→ YOUR GOAL
Search the data for the word "Name" and copy every line where it occurs.

Stored items
....

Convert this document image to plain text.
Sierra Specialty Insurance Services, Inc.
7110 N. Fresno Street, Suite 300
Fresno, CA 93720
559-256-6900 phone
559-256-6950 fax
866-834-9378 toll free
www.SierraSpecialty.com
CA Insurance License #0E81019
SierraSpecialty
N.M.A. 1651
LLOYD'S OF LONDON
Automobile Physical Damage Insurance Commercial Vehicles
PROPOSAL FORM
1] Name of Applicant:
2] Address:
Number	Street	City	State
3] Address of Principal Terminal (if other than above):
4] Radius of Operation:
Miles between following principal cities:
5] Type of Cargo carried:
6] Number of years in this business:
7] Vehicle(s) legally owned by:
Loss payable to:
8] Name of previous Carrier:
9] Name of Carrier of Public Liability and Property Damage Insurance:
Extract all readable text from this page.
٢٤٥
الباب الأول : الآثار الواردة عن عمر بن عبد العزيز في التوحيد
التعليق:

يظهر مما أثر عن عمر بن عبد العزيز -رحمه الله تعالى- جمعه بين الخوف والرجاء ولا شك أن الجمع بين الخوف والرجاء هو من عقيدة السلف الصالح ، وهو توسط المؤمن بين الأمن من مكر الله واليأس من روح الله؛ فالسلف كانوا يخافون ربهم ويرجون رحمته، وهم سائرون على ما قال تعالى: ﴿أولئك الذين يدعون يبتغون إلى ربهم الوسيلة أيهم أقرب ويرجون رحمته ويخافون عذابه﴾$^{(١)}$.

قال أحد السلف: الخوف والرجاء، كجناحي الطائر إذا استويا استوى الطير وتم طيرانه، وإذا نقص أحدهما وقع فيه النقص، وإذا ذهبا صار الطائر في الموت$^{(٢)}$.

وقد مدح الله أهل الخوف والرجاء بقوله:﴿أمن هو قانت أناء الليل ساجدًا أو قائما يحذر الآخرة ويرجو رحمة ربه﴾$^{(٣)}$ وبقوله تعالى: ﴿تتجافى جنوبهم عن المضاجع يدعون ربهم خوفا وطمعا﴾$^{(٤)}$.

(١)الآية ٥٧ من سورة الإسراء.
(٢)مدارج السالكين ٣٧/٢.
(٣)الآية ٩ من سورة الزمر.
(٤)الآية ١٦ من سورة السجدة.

....

→ COMPLETE OUTPUT
1] Name of Applicant:
8] Name of previous Carrier:
9] Name of Carrier of Public Liability and Property Damage Insurance:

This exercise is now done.